Available data:
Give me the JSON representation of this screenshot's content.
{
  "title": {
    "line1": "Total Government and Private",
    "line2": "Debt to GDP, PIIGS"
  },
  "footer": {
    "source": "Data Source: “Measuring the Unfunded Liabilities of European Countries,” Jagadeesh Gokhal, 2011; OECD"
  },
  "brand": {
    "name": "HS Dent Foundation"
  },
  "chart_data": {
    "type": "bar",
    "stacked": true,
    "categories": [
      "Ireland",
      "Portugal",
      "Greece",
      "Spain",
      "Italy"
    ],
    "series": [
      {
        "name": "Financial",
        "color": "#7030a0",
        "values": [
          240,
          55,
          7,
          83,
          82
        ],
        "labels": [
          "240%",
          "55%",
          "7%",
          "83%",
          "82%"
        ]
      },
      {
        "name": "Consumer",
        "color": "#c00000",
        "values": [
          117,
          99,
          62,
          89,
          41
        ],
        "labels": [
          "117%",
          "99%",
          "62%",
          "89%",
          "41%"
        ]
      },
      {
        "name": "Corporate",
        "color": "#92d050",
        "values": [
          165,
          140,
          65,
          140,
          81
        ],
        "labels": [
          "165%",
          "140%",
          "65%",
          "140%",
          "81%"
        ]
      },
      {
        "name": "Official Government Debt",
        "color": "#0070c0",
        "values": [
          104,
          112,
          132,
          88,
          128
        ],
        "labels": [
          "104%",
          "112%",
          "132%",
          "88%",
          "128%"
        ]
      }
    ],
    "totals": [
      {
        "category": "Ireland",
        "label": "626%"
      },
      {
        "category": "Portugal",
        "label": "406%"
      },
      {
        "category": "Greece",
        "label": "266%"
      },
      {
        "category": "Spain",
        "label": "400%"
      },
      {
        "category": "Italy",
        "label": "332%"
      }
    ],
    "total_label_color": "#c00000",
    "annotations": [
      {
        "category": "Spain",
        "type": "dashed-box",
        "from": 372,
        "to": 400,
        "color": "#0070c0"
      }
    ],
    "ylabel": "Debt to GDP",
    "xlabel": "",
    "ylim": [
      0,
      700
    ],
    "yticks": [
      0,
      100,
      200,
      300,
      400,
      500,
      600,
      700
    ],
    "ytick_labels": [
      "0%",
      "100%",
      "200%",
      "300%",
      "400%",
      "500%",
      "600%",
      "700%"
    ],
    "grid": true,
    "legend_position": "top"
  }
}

Set task: Write the material out again in its entirety, exactly as shown.

Full solution:
Give me the JSON representation of this screenshot's content.
{
  "title": {
    "line1": "Total Government and Private",
    "line2": "Debt to GDP, PIIGS"
  },
  "footer": {
    "source": "Data Source: “Measuring the Unfunded Liabilities of European Countries,” Jagadeesh Gokhal, 2011; OECD"
  },
  "brand": {
    "name": "HS Dent Foundation"
  },
  "chart_data": {
    "type": "bar",
    "stacked": true,
    "categories": [
      "Ireland",
      "Portugal",
      "Greece",
      "Spain",
      "Italy"
    ],
    "series": [
      {
        "name": "Financial",
        "color": "#7030a0",
        "values": [
          240,
          55,
          7,
          83,
          82
        ],
        "labels": [
          "240%",
          "55%",
          "7%",
          "83%",
          "82%"
        ]
      },
      {
        "name": "Consumer",
        "color": "#c00000",
        "values": [
          117,
          99,
          62,
          89,
          41
        ],
        "labels": [
          "117%",
          "99%",
          "62%",
          "89%",
          "41%"
        ]
      },
      {
        "name": "Corporate",
        "color": "#92d050",
        "values": [
          165,
          140,
          65,
          140,
          81
        ],
        "labels": [
          "165%",
          "140%",
          "65%",
          "140%",
          "81%"
        ]
      },
      {
        "name": "Official Government Debt",
        "color": "#0070c0",
        "values": [
          104,
          112,
          132,
          88,
          128
        ],
        "labels": [
          "104%",
          "112%",
          "132%",
          "88%",
          "128%"
        ]
      }
    ],
    "totals": [
      {
        "category": "Ireland",
        "label": "626%"
      },
      {
        "category": "Portugal",
        "label": "406%"
      },
      {
        "category": "Greece",
        "label": "266%"
      },
      {
        "category": "Spain",
        "label": "400%"
      },
      {
        "category": "Italy",
        "label": "332%"
      }
    ],
    "total_label_color": "#c00000",
    "annotations": [
      {
        "category": "Spain",
        "type": "dashed-box",
        "from": 372,
        "to": 400,
        "color": "#0070c0"
      }
    ],
    "ylabel": "Debt to GDP",
    "xlabel": "",
    "ylim": [
      0,
      700
    ],
    "yticks": [
      0,
      100,
      200,
      300,
      400,
      500,
      600,
      700
    ],
    "ytick_labels": [
      "0%",
      "100%",
      "200%",
      "300%",
      "400%",
      "500%",
      "600%",
      "700%"
    ],
    "grid": true,
    "legend_position": "top"
  }
}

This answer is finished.